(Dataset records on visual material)
━━━━

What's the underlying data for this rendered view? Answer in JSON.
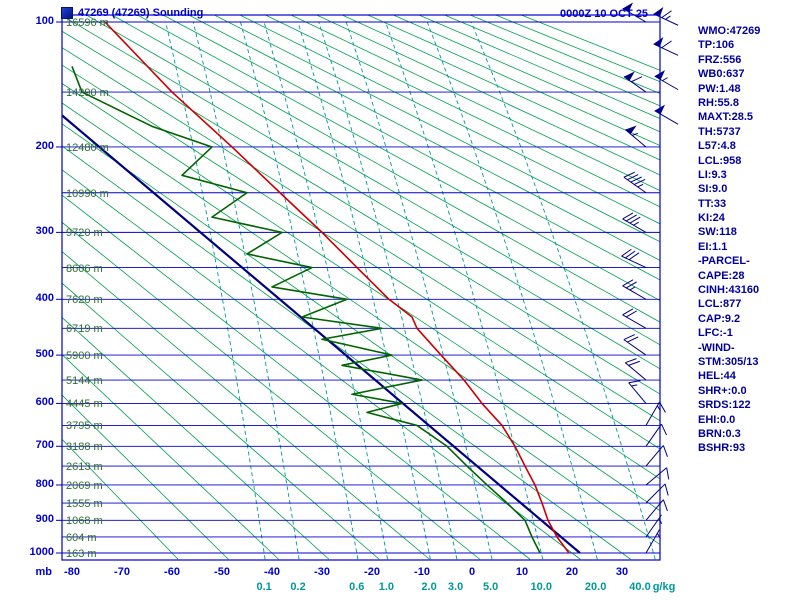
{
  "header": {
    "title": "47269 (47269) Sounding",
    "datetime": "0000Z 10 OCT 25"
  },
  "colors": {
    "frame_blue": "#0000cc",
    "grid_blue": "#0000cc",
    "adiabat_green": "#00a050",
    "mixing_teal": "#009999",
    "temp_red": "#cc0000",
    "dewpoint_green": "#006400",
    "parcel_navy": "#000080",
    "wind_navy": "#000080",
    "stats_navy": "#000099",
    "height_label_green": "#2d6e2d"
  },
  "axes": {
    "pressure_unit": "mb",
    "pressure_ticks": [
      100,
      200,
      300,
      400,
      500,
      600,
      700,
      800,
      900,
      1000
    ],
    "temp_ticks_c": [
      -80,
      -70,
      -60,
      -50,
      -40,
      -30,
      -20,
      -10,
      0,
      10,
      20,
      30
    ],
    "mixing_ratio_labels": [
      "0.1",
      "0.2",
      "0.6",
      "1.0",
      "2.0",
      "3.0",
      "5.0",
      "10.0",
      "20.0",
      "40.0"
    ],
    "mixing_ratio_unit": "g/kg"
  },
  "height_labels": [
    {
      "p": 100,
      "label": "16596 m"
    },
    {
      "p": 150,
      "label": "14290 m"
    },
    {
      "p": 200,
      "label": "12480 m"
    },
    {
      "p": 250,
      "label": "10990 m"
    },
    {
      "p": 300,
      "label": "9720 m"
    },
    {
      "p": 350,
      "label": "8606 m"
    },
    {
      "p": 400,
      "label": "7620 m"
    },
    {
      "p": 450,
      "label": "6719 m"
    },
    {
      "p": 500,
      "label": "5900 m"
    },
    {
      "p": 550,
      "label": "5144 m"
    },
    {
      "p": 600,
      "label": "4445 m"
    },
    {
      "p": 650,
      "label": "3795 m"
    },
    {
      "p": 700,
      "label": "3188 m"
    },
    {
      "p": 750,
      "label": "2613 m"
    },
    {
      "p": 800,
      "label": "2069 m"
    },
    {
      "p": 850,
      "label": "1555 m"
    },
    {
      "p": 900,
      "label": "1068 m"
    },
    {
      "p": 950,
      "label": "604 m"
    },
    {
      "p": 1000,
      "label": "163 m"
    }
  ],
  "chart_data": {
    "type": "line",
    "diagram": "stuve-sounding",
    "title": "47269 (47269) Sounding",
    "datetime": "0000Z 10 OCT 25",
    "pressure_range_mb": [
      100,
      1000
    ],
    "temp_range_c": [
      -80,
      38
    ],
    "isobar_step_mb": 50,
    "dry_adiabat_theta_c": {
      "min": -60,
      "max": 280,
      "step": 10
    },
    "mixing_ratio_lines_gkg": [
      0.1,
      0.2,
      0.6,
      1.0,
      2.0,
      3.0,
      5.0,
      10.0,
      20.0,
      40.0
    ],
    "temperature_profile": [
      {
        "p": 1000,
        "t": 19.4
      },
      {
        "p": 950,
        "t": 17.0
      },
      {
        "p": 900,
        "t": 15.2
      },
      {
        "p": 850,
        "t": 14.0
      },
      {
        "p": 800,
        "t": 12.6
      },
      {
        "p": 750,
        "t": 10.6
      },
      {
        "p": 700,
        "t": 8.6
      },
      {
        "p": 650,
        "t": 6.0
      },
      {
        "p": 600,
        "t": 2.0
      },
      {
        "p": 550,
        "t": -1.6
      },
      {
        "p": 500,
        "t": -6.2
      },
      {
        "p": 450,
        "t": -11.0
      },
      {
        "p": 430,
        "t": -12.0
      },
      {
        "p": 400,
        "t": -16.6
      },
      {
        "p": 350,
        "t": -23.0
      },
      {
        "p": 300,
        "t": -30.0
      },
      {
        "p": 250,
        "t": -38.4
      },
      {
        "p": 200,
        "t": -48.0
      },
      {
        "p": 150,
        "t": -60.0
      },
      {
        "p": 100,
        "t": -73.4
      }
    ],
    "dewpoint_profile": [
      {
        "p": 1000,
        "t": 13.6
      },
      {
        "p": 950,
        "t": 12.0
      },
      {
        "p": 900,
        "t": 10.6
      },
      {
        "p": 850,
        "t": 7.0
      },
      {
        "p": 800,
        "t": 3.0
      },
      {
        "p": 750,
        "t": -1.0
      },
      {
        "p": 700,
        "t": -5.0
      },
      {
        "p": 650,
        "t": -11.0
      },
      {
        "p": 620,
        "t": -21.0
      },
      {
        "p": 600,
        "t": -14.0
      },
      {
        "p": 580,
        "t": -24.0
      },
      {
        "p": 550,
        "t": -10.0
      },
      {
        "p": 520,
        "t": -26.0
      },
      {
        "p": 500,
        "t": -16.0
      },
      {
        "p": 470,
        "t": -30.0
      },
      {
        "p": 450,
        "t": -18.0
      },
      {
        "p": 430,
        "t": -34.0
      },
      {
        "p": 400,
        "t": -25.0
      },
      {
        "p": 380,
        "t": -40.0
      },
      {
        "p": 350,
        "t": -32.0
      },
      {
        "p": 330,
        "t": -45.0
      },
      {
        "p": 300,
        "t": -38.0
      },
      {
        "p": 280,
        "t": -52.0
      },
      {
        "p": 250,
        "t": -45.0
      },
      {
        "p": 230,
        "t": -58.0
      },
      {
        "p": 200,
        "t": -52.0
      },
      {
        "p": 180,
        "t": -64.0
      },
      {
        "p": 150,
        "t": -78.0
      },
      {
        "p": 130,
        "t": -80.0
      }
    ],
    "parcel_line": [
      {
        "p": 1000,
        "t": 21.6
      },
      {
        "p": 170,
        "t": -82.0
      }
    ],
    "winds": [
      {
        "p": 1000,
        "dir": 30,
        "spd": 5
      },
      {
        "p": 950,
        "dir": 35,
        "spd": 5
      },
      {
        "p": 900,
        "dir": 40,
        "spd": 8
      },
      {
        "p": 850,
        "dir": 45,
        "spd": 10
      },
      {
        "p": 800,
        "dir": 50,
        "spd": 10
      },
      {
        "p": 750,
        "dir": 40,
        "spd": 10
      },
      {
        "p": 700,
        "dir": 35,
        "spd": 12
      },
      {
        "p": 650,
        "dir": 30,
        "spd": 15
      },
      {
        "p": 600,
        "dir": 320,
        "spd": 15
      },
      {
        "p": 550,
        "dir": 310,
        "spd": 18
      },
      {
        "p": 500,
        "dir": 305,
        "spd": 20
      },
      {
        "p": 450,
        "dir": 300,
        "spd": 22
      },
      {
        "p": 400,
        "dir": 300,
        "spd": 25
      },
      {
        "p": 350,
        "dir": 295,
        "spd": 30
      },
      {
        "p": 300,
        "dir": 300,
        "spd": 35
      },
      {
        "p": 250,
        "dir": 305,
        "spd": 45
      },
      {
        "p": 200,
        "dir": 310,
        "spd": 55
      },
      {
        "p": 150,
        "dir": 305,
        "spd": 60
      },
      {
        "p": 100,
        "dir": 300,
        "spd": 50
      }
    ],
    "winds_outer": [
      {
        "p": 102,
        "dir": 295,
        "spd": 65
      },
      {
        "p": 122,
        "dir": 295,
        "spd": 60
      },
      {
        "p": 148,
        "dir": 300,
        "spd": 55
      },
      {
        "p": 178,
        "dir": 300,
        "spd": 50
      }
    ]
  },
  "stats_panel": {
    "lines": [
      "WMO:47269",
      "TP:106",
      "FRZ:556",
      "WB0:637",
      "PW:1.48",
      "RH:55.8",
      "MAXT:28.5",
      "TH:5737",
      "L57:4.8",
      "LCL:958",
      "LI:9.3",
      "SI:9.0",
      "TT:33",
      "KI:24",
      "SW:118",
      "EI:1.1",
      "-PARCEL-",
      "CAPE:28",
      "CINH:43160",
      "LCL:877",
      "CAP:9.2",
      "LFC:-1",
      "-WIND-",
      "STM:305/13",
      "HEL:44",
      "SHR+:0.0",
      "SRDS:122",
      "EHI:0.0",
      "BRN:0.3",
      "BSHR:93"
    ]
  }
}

━━━━

# Problem to solve
Look over the material above and show each line where "datetime" appears.

# The completed task
    "datetime": "0000Z 10 OCT 25"
    "datetime": "0000Z 10 OCT 25",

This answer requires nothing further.